begin DATASET EXCERPTS
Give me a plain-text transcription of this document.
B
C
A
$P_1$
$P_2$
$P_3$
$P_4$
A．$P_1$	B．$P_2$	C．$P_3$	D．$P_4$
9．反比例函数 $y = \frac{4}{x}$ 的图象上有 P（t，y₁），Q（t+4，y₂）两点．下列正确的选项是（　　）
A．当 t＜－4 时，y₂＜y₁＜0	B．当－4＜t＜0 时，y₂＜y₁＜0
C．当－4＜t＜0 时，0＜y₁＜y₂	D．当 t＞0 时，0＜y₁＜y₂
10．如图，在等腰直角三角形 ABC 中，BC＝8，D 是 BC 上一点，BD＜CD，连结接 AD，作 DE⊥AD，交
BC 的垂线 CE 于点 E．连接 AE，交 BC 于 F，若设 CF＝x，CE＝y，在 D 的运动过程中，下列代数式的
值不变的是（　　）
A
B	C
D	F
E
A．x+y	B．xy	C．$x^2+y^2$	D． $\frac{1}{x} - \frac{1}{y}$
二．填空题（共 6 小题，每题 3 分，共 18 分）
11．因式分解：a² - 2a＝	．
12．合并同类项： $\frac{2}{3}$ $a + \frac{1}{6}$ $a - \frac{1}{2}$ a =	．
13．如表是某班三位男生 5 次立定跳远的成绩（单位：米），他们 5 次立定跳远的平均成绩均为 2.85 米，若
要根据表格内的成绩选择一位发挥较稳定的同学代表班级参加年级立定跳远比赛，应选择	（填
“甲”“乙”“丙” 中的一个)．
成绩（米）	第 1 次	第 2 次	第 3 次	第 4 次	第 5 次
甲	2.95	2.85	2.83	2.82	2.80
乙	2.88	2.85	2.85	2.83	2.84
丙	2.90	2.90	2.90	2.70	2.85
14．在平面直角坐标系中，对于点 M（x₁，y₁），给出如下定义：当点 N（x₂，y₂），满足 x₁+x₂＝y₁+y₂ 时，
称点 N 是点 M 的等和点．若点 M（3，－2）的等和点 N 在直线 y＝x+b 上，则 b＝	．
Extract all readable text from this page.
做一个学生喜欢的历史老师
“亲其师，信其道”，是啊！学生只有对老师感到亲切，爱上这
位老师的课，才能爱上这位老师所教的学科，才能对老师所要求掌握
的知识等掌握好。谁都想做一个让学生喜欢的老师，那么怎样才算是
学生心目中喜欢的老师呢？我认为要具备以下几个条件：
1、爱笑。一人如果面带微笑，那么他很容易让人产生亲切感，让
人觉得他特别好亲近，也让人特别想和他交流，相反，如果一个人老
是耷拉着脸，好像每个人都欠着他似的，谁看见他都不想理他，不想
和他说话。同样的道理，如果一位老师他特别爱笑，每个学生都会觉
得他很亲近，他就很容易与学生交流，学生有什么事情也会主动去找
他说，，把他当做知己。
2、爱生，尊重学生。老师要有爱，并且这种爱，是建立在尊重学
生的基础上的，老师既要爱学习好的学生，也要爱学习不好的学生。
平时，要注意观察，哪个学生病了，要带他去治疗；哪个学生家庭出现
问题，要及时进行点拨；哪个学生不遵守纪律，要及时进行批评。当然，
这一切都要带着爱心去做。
end DATASET EXCERPTS
WHAT THE TASK ASKS:
Return only the lines running from the line with "Extract all readable text from this page." to the last line of the records, both included, exactly as written.

REPLY TO THE EXERCISE:
Extract all readable text from this page.
做一个学生喜欢的历史老师
“亲其师，信其道”，是啊！学生只有对老师感到亲切，爱上这
位老师的课，才能爱上这位老师所教的学科，才能对老师所要求掌握
的知识等掌握好。谁都想做一个让学生喜欢的老师，那么怎样才算是
学生心目中喜欢的老师呢？我认为要具备以下几个条件：
1、爱笑。一人如果面带微笑，那么他很容易让人产生亲切感，让
人觉得他特别好亲近，也让人特别想和他交流，相反，如果一个人老
是耷拉着脸，好像每个人都欠着他似的，谁看见他都不想理他，不想
和他说话。同样的道理，如果一位老师他特别爱笑，每个学生都会觉
得他很亲近，他就很容易与学生交流，学生有什么事情也会主动去找
他说，，把他当做知己。
2、爱生，尊重学生。老师要有爱，并且这种爱，是建立在尊重学
生的基础上的，老师既要爱学习好的学生，也要爱学习不好的学生。
平时，要注意观察，哪个学生病了，要带他去治疗；哪个学生家庭出现
问题，要及时进行点拨；哪个学生不遵守纪律，要及时进行批评。当然，
这一切都要带着爱心去做。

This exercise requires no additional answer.